[Begin Recorded data]

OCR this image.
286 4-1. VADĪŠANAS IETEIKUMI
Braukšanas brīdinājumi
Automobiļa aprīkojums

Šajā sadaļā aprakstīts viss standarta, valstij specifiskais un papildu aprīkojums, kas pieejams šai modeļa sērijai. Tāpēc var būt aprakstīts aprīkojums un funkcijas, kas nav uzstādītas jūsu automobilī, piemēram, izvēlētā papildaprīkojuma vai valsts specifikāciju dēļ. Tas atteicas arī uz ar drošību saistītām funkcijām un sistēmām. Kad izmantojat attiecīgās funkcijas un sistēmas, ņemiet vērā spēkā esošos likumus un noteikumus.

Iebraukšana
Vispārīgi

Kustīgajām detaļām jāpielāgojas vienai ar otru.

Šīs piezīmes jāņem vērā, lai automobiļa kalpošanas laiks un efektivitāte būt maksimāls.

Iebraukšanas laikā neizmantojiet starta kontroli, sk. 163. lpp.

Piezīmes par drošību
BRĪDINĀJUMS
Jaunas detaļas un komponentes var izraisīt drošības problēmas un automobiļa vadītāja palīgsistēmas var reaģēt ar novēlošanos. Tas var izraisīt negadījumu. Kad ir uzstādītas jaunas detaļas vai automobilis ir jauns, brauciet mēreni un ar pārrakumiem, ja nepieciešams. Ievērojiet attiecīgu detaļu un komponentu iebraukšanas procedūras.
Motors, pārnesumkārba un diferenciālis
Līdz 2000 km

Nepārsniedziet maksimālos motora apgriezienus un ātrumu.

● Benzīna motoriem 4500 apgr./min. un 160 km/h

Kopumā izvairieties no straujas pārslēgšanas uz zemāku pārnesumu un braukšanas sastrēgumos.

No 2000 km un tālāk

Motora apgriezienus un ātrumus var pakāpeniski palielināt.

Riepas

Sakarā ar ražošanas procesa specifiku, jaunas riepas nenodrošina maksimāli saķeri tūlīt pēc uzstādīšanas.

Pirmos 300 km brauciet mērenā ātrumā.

[End Recorded data]

Copy every record above exactly as it appears.

OCR this image.
286 4-1. VADĪŠANAS IETEIKUMI
Braukšanas brīdinājumi
Automobiļa aprīkojums

Šajā sadaļā aprakstīts viss standarta, valstij specifiskais un papildu aprīkojums, kas pieejams šai modeļa sērijai. Tāpēc var būt aprakstīts aprīkojums un funkcijas, kas nav uzstādītas jūsu automobilī, piemēram, izvēlētā papildaprīkojuma vai valsts specifikāciju dēļ. Tas atteicas arī uz ar drošību saistītām funkcijām un sistēmām. Kad izmantojat attiecīgās funkcijas un sistēmas, ņemiet vērā spēkā esošos likumus un noteikumus.

Iebraukšana
Vispārīgi

Kustīgajām detaļām jāpielāgojas vienai ar otru.

Šīs piezīmes jāņem vērā, lai automobiļa kalpošanas laiks un efektivitāte būt maksimāls.

Iebraukšanas laikā neizmantojiet starta kontroli, sk. 163. lpp.

Piezīmes par drošību
BRĪDINĀJUMS
Jaunas detaļas un komponentes var izraisīt drošības problēmas un automobiļa vadītāja palīgsistēmas var reaģēt ar novēlošanos. Tas var izraisīt negadījumu. Kad ir uzstādītas jaunas detaļas vai automobilis ir jauns, brauciet mēreni un ar pārrakumiem, ja nepieciešams. Ievērojiet attiecīgu detaļu un komponentu iebraukšanas procedūras.
Motors, pārnesumkārba un diferenciālis
Līdz 2000 km

Nepārsniedziet maksimālos motora apgriezienus un ātrumu.

● Benzīna motoriem 4500 apgr./min. un 160 km/h

Kopumā izvairieties no straujas pārslēgšanas uz zemāku pārnesumu un braukšanas sastrēgumos.

No 2000 km un tālāk

Motora apgriezienus un ātrumus var pakāpeniski palielināt.

Riepas

Sakarā ar ražošanas procesa specifiku, jaunas riepas nenodrošina maksimāli saķeri tūlīt pēc uzstādīšanas.

Pirmos 300 km brauciet mērenā ātrumā.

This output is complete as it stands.